DO WYKONANIA:
Proszę streścić w dwóch zdaniach poniższy tekst o małych naleśnikach z serem.

Dlaczego minisy ? - zapytacie. Cała historia wzięła się z tego, że średnia patelnia chyba się psuje. Naleśniki przywierały. Wymyśliliśmy zatem, że zrobimy je na małej patelni, która ma zaledwie 14 cm średnicy. Robota była żmudna, ale efekt był zaskakujący - naleśniki okazały się małe!
Do wykonania małych naleśników z serem potrzebne są:
- mleko
- mąka
- jajka
- szczypta soli prawdziwy, biały twaróg
- serek homogenizowany waniliowy lub jakiś inny
- trochę cukru
Przyznam się, że nigdy nie robiłem naleśników. W sensie, że placków. Zdarzyło mi się robić tortille, ale nie naleśniki. Dlatego proces ich powstawania jest dla mnie owiany tajemnicą. Prawdopodobnie należy wymieszać w odpowiednich cztery pierwsze składniki z powyższej listy. W każdym razie smaży się je najpierw z jednej strony, potem zawija usmażoną stroną do wewnątrz i potem obsmaża się jeszcze raz na zewnątrz. Najlepiej smażyć na margarynie.

ZAWARTOŚĆ DANYCH:
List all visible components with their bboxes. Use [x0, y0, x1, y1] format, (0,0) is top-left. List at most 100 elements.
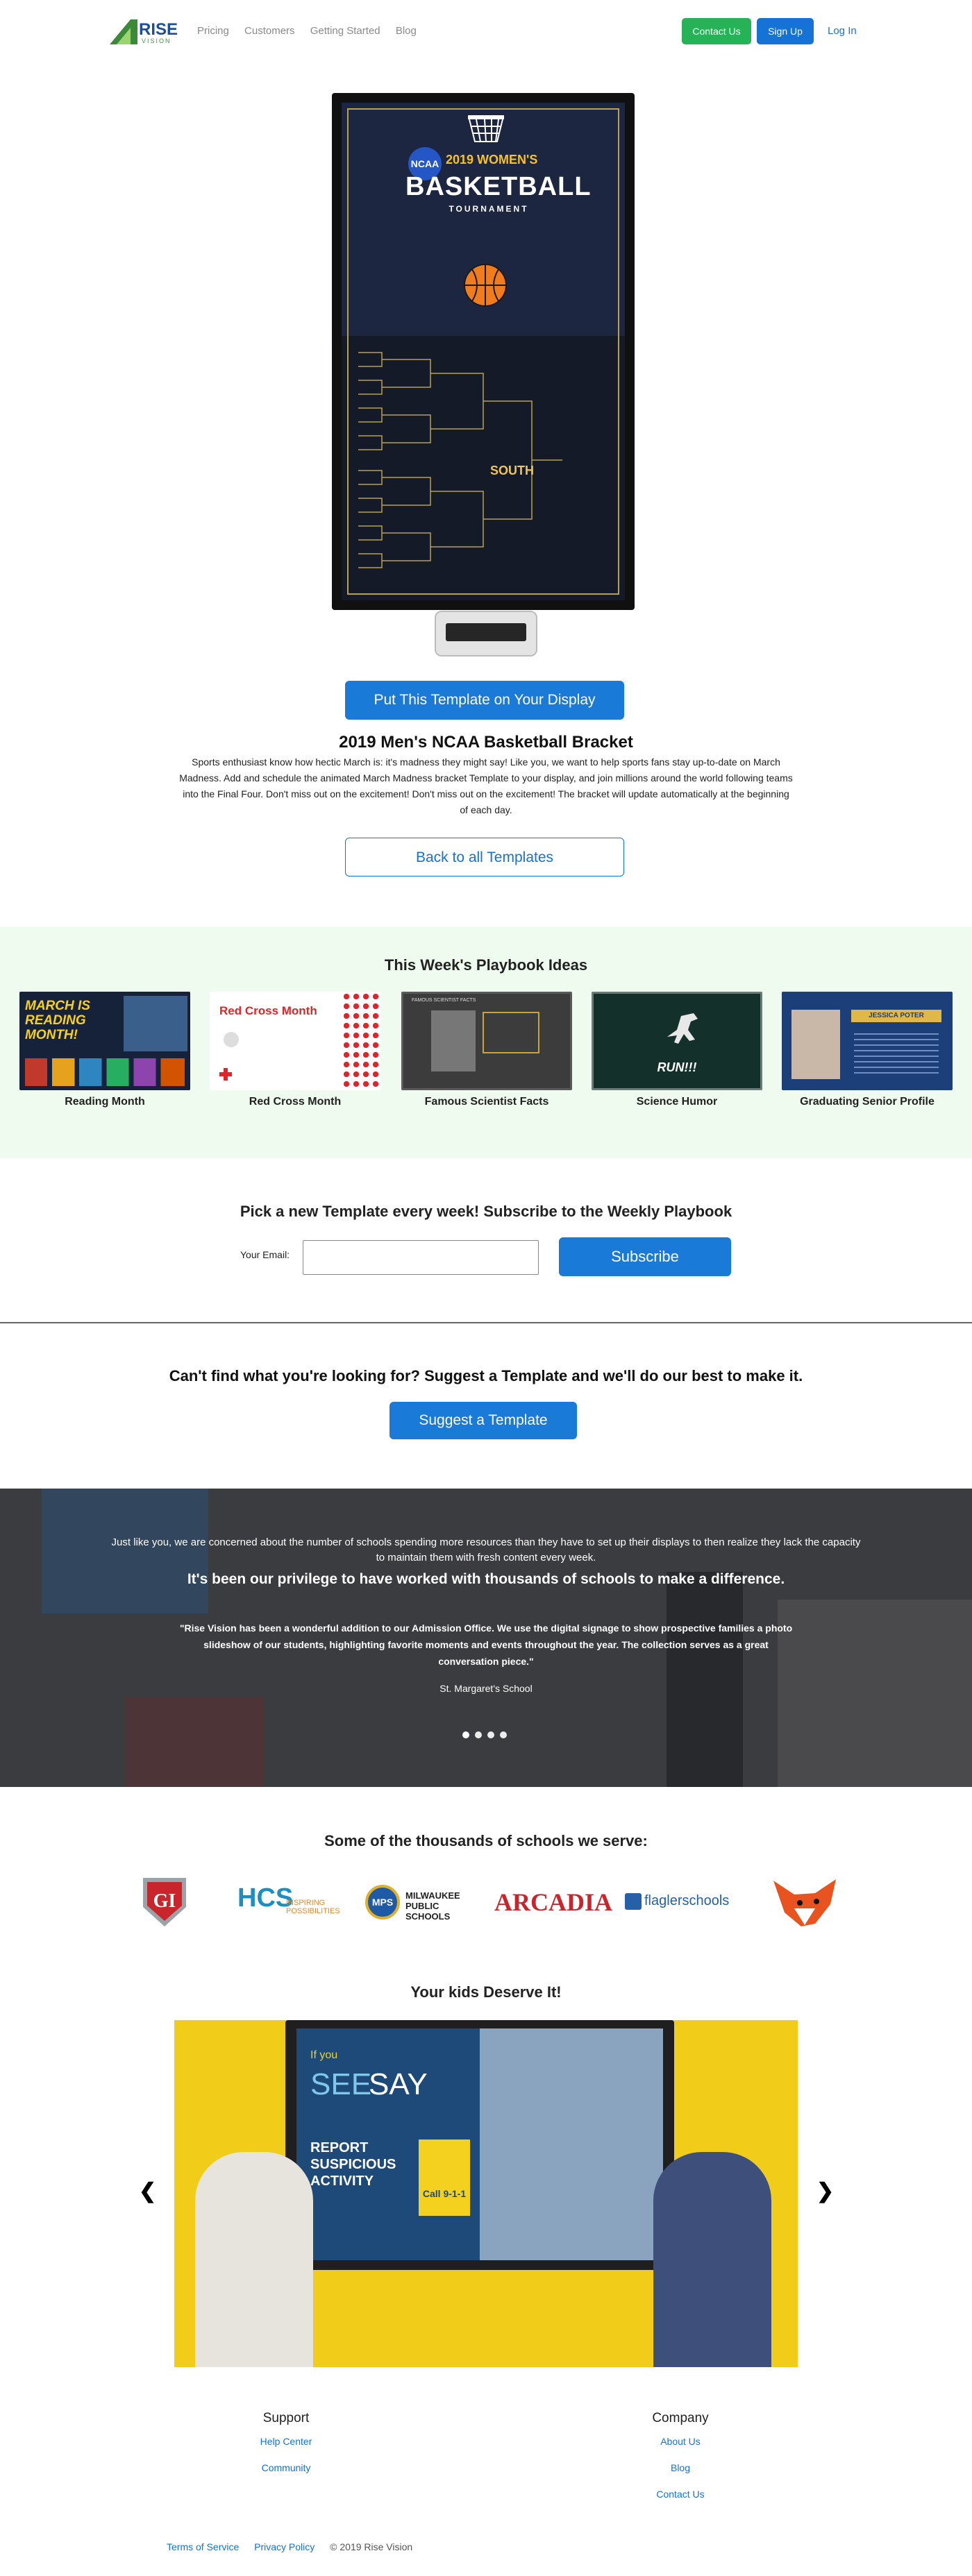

POPRAWNA ODPOWIEDŹ:
Małe naleśniki powstały dlatego, że na średniej patelni ciasto przywierało, więc usmażono je na patelni o średnicy zaledwie 14 cm. Przygotowuje się je z mleka, mąki, jajek, soli, białego twarogu, serka homogenizowanego i odrobiny cukru, a smaży najlepiej na margarynie: najpierw z jednej strony, potem po zawinięciu usmażoną stroną do wewnątrz ponownie z zewnątrz.